• [Texto da página]

==========

Na última quinta-feira (31), a vereadora Roberta Lopes (PL) apresentou uma moção de repúdio contra o ministro do Supremo Tribunal Federal (STF), Alexandre de Moraes, na Câmara Municipal de Juiz de Fora. No documento, ela declara o magistrado persona non grata na cidade, alegando "conduta incompatível com o decoro do cargo".
A iniciativa foi motivada por um episódio ocorrido em 30 de julho, durante uma partida de futebol na Neo Química Arena, em São Paulo, onde o ministro teria feito um gesto obsceno em resposta às vaias da torcida. O ato, amplamente divulgado nas redes sociais, foi considerado pela parlamentar como um "ato de provocação e deboche".
Além do gesto, a vereadora menciona as sanções impostas pelos Estados Unidos ao ministro com base na Lei Magnitsky, que penaliza estrangeiros envolvidos em violações de direitos humanos e corrupção. Para Roberta Lopes, a atitude de Moraes diante da sanção foi “marcada por escárnio e desdém”, o que, segundo ela, agrava ainda mais a situação.

==========

• [Dados extraídos]

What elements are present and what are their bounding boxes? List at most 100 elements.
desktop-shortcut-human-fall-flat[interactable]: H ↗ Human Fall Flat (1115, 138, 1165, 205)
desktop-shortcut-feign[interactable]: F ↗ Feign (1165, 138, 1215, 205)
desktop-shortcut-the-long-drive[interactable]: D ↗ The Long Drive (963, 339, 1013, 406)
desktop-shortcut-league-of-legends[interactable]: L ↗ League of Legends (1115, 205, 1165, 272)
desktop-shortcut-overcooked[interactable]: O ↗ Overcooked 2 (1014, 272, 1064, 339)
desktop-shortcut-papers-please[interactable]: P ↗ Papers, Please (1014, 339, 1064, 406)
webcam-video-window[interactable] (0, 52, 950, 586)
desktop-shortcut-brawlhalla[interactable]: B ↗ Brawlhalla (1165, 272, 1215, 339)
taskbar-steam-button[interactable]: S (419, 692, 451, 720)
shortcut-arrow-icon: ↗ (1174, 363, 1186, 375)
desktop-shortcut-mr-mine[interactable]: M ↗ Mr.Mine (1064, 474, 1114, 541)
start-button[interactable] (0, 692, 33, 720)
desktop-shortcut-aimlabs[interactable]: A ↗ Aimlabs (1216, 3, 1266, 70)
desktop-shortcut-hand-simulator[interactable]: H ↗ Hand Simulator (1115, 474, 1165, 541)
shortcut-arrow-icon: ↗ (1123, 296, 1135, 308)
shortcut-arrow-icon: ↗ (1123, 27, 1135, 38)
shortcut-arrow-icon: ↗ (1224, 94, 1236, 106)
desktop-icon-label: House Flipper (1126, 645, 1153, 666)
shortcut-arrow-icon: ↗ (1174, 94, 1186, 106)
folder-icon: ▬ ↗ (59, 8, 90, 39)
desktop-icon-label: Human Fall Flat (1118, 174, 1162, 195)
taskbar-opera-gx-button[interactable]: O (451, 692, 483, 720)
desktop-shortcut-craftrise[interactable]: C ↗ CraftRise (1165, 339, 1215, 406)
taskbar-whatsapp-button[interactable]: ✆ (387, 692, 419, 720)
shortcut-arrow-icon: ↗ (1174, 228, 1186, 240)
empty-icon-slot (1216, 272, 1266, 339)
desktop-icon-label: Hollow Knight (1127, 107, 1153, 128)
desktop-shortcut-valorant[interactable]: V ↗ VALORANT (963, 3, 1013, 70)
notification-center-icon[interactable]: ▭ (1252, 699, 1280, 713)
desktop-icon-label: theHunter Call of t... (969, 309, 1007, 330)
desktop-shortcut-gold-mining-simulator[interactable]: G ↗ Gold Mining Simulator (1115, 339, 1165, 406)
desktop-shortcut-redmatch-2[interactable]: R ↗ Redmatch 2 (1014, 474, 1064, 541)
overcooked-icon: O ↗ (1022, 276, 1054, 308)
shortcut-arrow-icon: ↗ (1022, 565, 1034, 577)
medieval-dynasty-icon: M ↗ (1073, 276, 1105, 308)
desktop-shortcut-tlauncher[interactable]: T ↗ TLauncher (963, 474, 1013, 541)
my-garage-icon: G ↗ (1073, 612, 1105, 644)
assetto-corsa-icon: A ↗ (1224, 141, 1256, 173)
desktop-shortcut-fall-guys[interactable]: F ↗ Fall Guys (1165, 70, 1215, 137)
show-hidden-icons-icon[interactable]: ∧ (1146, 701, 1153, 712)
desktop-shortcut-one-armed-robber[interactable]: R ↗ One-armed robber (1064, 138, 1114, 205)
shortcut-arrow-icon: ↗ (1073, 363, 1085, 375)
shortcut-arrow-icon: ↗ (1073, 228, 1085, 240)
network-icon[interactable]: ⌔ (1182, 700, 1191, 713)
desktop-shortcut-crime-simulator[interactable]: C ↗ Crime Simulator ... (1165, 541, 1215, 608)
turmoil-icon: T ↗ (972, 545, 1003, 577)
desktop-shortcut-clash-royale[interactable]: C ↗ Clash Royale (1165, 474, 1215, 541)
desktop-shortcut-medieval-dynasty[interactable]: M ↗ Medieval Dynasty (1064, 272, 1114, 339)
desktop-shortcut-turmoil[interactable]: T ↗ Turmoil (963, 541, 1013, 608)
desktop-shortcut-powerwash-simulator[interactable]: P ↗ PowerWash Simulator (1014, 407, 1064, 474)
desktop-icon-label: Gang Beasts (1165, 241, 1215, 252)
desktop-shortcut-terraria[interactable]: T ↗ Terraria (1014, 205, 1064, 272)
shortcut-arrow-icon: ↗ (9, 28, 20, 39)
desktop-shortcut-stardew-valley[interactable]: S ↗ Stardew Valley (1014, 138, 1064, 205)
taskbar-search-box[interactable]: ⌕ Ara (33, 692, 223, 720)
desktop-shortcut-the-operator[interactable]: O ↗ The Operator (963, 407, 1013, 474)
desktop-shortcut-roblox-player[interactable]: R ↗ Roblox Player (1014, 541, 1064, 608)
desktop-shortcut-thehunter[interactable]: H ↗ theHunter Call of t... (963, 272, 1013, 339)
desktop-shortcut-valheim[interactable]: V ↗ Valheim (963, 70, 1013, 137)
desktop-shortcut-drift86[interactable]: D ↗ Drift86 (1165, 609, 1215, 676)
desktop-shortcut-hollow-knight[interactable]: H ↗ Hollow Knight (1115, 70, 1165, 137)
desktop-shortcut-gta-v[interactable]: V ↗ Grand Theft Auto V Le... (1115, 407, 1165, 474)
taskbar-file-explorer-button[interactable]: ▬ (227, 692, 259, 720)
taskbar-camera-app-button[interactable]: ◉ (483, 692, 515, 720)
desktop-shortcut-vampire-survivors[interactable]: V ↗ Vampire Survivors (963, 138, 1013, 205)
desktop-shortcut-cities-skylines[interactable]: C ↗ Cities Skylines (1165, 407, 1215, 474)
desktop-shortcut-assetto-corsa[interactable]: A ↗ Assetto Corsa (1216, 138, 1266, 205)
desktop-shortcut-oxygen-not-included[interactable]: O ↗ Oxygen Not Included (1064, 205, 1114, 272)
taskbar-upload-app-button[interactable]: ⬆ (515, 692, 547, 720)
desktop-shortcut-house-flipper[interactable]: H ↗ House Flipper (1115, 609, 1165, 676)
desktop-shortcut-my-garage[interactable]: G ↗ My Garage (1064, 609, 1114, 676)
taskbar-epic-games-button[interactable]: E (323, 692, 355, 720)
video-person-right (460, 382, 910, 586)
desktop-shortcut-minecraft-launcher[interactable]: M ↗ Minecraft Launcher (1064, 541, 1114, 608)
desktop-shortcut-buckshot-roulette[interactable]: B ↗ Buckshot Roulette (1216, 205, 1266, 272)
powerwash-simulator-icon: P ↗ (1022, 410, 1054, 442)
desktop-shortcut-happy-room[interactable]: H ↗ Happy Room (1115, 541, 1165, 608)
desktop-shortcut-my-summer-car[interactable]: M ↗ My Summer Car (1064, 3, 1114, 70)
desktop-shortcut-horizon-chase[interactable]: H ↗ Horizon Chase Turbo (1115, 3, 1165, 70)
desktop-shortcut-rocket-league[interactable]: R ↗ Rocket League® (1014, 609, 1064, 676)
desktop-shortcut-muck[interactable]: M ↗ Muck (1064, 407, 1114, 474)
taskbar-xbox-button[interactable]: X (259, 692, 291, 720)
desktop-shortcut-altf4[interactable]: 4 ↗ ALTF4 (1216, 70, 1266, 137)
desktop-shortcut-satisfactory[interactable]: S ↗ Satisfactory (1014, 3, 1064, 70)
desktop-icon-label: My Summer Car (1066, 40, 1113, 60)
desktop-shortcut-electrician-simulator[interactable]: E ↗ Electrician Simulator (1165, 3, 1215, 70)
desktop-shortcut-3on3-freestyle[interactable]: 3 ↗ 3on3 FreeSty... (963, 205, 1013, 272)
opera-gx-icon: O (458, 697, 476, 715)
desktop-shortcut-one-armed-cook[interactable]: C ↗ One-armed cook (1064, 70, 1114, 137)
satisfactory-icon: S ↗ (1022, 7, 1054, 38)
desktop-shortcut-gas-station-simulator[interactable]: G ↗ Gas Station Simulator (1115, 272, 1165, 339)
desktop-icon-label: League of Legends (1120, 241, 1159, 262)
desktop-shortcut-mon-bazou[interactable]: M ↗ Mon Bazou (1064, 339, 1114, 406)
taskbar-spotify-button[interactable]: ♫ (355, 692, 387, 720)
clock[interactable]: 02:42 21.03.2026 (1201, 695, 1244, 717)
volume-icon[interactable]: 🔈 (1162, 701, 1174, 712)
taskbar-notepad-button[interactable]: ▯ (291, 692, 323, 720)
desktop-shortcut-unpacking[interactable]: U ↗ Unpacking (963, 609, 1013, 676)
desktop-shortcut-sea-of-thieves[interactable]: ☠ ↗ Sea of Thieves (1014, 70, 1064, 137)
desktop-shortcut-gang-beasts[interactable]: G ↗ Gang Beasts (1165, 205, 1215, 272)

==========

Por favor, cite do texto da página tudo o que vai de "Além do gesto, a" até "mais a situação.", sem mudar nenhuma palavra.

• [Resolução do exercício]
Além do gesto, a vereadora menciona as sanções impostas pelos Estados Unidos ao ministro com base na Lei Magnitsky, que penaliza estrangeiros envolvidos em violações de direitos humanos e corrupção. Para Roberta Lopes, a atitude de Moraes diante da sanção foi “marcada por escárnio e desdém”, o que, segundo ela, agrava ainda mais a situação.